[Start of Entries provided]
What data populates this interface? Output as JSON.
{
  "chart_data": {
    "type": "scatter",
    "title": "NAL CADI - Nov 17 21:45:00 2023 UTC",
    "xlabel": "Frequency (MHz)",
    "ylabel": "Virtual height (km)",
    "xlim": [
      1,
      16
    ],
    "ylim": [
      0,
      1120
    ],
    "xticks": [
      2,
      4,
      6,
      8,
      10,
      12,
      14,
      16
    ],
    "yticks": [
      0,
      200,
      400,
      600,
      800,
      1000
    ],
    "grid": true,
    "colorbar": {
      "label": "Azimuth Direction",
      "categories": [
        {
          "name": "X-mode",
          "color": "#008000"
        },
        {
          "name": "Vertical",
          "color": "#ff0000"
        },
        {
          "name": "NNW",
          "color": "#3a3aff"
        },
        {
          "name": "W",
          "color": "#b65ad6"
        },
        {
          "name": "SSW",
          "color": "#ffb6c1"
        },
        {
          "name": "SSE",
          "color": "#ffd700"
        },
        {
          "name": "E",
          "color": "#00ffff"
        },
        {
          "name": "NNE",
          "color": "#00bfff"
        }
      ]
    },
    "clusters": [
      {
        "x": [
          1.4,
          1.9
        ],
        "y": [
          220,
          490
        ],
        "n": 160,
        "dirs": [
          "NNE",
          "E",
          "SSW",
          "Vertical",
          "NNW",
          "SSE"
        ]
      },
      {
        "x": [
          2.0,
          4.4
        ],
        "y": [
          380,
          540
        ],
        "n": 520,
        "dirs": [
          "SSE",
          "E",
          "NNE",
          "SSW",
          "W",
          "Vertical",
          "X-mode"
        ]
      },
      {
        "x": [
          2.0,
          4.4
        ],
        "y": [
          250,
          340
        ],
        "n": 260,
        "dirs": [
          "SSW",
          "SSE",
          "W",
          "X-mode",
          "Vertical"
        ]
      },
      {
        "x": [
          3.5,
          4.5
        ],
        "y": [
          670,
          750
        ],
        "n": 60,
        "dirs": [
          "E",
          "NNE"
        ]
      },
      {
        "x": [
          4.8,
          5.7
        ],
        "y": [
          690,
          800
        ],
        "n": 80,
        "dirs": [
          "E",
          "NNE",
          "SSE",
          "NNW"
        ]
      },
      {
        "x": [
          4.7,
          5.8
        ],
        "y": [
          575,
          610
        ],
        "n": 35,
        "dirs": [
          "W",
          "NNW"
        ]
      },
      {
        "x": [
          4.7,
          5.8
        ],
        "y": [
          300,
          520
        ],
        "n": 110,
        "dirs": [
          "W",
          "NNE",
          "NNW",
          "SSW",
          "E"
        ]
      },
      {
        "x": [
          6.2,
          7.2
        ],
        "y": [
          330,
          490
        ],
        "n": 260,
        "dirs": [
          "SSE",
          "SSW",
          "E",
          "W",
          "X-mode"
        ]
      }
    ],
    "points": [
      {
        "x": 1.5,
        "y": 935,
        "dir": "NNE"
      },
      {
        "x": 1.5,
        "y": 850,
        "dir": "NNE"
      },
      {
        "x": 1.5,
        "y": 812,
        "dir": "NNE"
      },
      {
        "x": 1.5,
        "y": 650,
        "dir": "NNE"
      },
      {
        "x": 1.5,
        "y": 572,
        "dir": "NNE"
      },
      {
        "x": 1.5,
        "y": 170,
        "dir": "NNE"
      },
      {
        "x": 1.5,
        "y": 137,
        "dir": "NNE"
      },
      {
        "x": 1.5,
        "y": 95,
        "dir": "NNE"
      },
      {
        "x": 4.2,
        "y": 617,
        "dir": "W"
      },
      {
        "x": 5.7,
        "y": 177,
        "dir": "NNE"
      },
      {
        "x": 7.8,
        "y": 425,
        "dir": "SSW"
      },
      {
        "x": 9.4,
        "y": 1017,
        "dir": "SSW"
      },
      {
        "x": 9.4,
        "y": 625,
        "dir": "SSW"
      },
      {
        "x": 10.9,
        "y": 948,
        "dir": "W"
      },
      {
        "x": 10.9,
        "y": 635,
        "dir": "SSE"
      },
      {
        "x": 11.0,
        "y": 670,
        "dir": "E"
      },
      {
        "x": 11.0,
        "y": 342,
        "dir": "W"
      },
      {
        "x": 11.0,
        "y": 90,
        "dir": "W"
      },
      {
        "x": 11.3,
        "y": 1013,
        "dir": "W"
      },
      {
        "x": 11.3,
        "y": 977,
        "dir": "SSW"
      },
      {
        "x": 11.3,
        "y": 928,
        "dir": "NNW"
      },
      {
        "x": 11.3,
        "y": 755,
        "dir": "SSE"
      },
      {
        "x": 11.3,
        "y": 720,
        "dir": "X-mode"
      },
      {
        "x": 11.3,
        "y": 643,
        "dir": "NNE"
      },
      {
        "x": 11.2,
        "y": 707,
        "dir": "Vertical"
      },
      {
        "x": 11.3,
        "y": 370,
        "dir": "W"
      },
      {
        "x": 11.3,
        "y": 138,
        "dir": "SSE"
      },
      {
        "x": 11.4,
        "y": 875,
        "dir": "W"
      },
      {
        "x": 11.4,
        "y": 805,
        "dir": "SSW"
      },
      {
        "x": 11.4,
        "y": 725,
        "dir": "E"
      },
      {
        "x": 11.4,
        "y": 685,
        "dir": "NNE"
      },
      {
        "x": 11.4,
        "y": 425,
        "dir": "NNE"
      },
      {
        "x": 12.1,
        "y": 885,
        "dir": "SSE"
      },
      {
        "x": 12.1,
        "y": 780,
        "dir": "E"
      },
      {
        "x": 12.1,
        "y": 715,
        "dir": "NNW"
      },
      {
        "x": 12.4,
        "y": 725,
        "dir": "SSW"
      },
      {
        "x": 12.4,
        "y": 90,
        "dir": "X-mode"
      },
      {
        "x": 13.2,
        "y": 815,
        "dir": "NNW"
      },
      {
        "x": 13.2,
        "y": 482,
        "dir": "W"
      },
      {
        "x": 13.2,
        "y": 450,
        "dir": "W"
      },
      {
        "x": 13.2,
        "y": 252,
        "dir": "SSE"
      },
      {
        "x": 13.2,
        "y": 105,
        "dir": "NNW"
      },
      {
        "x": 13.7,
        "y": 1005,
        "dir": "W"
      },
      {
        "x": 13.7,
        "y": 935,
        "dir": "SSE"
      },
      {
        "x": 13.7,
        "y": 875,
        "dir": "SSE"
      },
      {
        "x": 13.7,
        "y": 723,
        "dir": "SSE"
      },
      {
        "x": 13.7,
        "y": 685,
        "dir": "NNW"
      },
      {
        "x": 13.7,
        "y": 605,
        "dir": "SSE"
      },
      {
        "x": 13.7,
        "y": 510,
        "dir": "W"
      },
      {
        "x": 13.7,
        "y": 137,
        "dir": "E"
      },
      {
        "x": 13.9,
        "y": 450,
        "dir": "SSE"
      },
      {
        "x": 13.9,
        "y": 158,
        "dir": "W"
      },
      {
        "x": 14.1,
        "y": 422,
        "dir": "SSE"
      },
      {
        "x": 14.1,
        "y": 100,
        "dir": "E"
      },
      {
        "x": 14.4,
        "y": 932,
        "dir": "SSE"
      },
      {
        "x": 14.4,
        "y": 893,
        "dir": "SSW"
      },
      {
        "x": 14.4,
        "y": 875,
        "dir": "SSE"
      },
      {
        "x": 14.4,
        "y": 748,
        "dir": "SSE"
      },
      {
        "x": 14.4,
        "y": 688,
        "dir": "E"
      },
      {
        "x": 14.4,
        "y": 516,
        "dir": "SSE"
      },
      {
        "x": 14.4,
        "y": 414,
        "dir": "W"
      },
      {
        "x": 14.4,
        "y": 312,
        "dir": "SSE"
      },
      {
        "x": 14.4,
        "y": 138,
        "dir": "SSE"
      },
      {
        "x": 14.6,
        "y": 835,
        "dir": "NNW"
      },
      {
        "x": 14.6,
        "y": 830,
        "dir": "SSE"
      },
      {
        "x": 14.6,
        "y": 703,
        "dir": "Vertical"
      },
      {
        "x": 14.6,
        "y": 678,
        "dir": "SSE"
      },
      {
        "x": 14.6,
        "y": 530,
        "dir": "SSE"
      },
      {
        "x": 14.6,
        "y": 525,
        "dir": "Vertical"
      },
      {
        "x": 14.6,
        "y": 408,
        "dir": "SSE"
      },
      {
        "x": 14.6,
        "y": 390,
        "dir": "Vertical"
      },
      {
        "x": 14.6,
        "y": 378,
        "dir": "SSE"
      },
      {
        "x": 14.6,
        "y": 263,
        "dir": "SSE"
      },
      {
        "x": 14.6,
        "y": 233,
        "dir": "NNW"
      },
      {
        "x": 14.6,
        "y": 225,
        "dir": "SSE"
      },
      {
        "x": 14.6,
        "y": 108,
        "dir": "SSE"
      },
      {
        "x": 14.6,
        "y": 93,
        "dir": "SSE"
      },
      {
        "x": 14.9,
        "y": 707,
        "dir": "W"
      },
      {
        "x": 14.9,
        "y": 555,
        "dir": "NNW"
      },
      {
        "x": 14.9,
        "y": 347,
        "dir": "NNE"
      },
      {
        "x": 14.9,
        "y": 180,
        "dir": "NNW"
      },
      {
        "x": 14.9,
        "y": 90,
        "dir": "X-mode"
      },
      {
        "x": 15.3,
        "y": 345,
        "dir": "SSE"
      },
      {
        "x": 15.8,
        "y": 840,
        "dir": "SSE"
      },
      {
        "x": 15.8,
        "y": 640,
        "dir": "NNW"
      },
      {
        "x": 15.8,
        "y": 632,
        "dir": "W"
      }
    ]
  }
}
[End of Entries provided]
◆ **The request**:
Say, as a single number and nothing more, how many lines of the entries contain the word "name".

◆ **Answer to this problem**:
8